**Metin Parçası**
┏━━

1964 yazında Bob Dylan dördüncü albümünü çıkardı, "Another Side of Bob Dylan". Albümde yer alan "It Ain't Me Baby" (O Ben Değilim) başlıklı şarkı şöyle başlıyordu: "Penceremden çekil / Yürü git / İstediğin ben değilim bebeğim / İhtiyacın olan ben değilim."
Aynı yılın güzünde filozof Jean-Paul Sartre kendisine verilen Nobel Edebiyat Ödülü'nü kabul etmeyeceğini kamuya açıklarken aynı havayı çalıyordu. "Yazar kendisinin bir kuruma dönüştürülmesine kesinlikle izin vermemelidir," diyordu, "onur verici koşullarda olsa bile". Dylan hayalî bir sevgiliye hitap ediyordu, Sartre ise gerçek İsveç Akademisi'ne, ama verdikleri mesaj benzerdi: Beni ben olduğum için seviyorsan, olmadığım bir şeye dönüştürme.
Dylan bundan 52 yıl öncesinin Sartre hadisesini kaale alıyor mu, bilmiyoruz. Ama bugün kendisi Nobel Edebiyat Ödülü'ne layık görüldüğünde, sanki Sartre'ı izliyor. Hatta daha ileri gidiyor; ödülü geri çevirmek yerine, yokmuş gibi davranıyor. Ne bir beyanat verdi ne de İsveç Akademisi'nin telefonlarını yanıtladı. Resmî Bob Dylan sitesinde bir ara ödüle atıf yapıldı ama hemen sonra kaldırıldı. Kaldırtan bizzat kendisi miydi, belli değil. Ödüllendirdikleri tarafından minnetle karşılanmaya alışkın olan İsveçlilerin ise sabrı tükeniyor. Akademi'nin bir üyesi Dylan'ın davranışını "nezaketsiz ve küstahça" bulduğunu söyledi.

┗━━

**Gösterilen Kayıtlar**
┏━━

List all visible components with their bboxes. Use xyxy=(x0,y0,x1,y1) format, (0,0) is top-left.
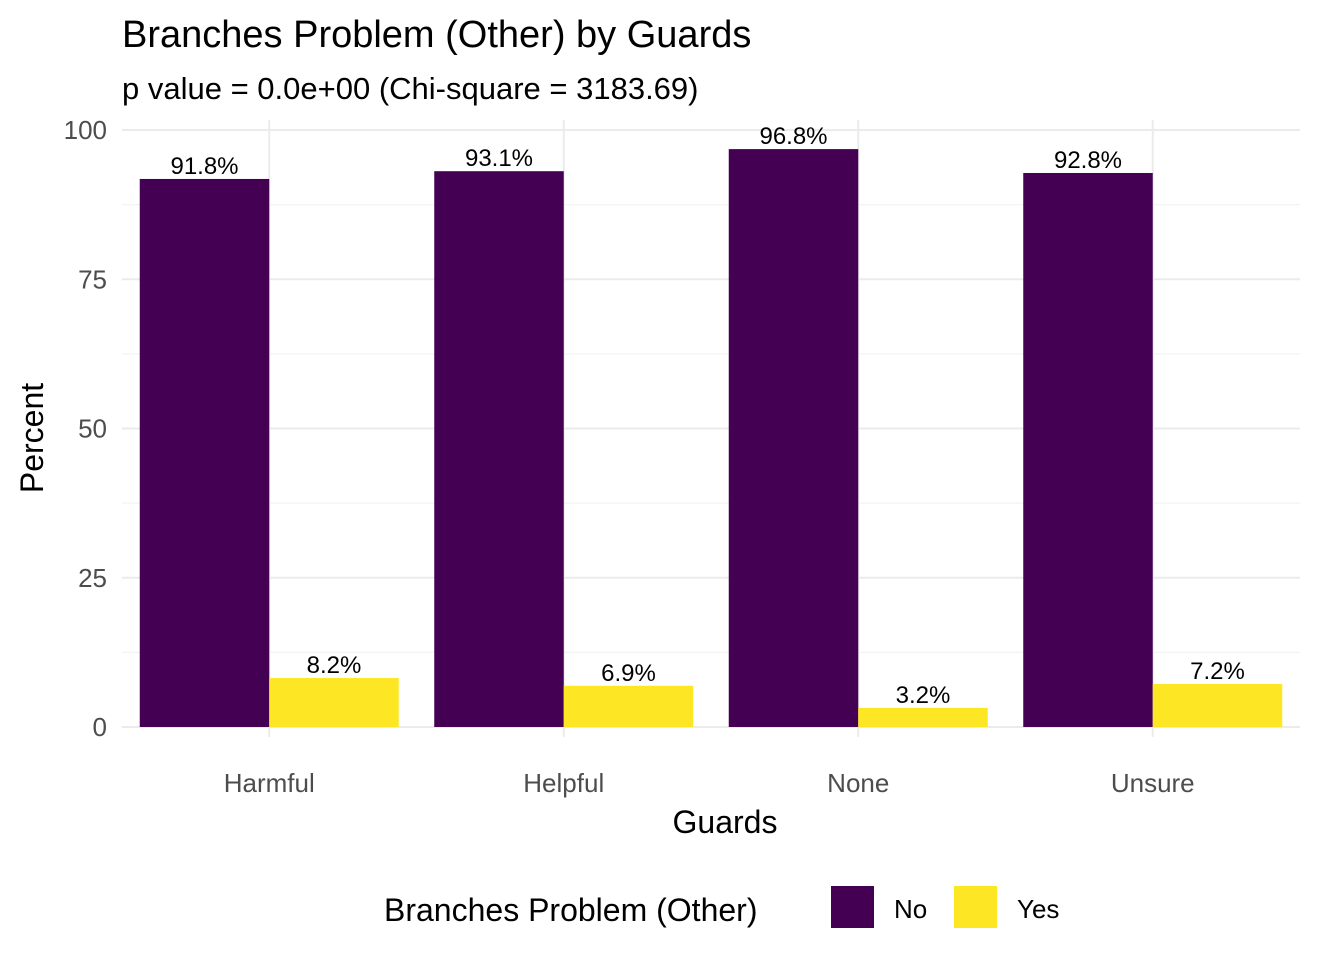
legend-label-yes: Yes xyxy=(1017,894,1059,924)
x-tick-label: Harmful xyxy=(224,768,315,798)
bar-harmful-no xyxy=(139,178,270,728)
chart-title: Branches Problem (Other) by Guards xyxy=(122,14,751,56)
bar-helpful-yes xyxy=(563,685,694,727)
chart-subtitle: p value = 0.0e+00 (Chi-square = 3183.69) xyxy=(122,71,698,106)
data-label: 96.8% xyxy=(759,123,827,150)
bars xyxy=(139,149,1283,728)
x-tick-label: Helpful xyxy=(523,768,604,798)
bar-none-no xyxy=(728,149,859,727)
bar-unsure-no xyxy=(1023,172,1153,727)
x-axis-ticks: Harmful Helpful None Unsure xyxy=(224,768,1195,798)
data-labels: 91.8% 8.2% 93.1% 6.9% 96.8% 3.2% 92.8% 7.2% xyxy=(170,123,1244,709)
y-tick-label: 100 xyxy=(64,115,107,145)
data-label: 93.1% xyxy=(465,145,533,172)
data-label: 91.8% xyxy=(170,153,238,180)
legend-key-no xyxy=(831,886,874,928)
data-label: 6.9% xyxy=(601,660,656,687)
data-label: 8.2% xyxy=(307,652,362,679)
legend-key-yes xyxy=(954,886,997,928)
x-tick-label: Unsure xyxy=(1111,768,1195,798)
y-tick-label: 25 xyxy=(78,563,107,593)
data-label: 3.2% xyxy=(896,682,951,709)
legend-label-no: No xyxy=(894,894,927,924)
y-tick-label: 0 xyxy=(93,712,107,742)
y-tick-label: 75 xyxy=(78,264,107,294)
y-axis-title: Percent xyxy=(14,383,50,493)
bar-helpful-no xyxy=(434,171,564,727)
y-tick-label: 50 xyxy=(78,414,107,444)
bar-harmful-yes xyxy=(269,678,399,727)
legend-title: Branches Problem (Other) xyxy=(384,892,757,928)
y-axis-ticks: 0 25 50 75 100 xyxy=(64,115,107,742)
bar-unsure-yes xyxy=(1152,684,1283,727)
data-label: 7.2% xyxy=(1190,658,1245,685)
bar-none-yes xyxy=(858,707,988,727)
data-label: 92.8% xyxy=(1054,147,1122,174)
x-axis-title: Guards xyxy=(673,804,778,840)
legend: Branches Problem (Other) No Yes xyxy=(384,886,1059,928)
x-tick-label: None xyxy=(827,768,889,798)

┗━━

Bob Dylan ve Nobel Edebiyat Ödülü üzerine olan metni, son cümlesinden sonrasını yazarak sürdürün. Kayıtlar, metinden bağımsız ayrı bir malzemedir.

**Sorunun Cevabı**
İşin bu hale gelmesinde bir tür şiirsel adalet var. Toni Morrison'un 1993'te Nobel almasından bu yana, yani yaklaşık çeyrek yüzyıldır, Nobel komitesi Amerikan edebiyatı yokmuş gibi davranıyor. Şimdi bir Amerikalı çıktı Nobel komitesi yokmuş gibi davranıyor. Ödülün Dylan'a verilmesi, bugüne kadar aday gösterilen tüm büyük Amerikan yazarlarına ve şairlerine hakaret addedildi. Neredeyse açık olarak verilen mesaj, geleneksel anlamda Amerikan edebiyatının yeteri kadar iyi olmadığıydı. Bu her ne kadar saçma bir düşünce de olsa, İsveçlilerin sahiplendikleri bir görüş: 2008'de Akademi'nin daimi sekreteri Horace Engdahl, "edebiyat alanı içindeki büyük diyaloğa Amerikan yazarları gerçekte katılmıyorlar" dedi ve bu "cehalet" onları kısıtlıyor diye ekledi.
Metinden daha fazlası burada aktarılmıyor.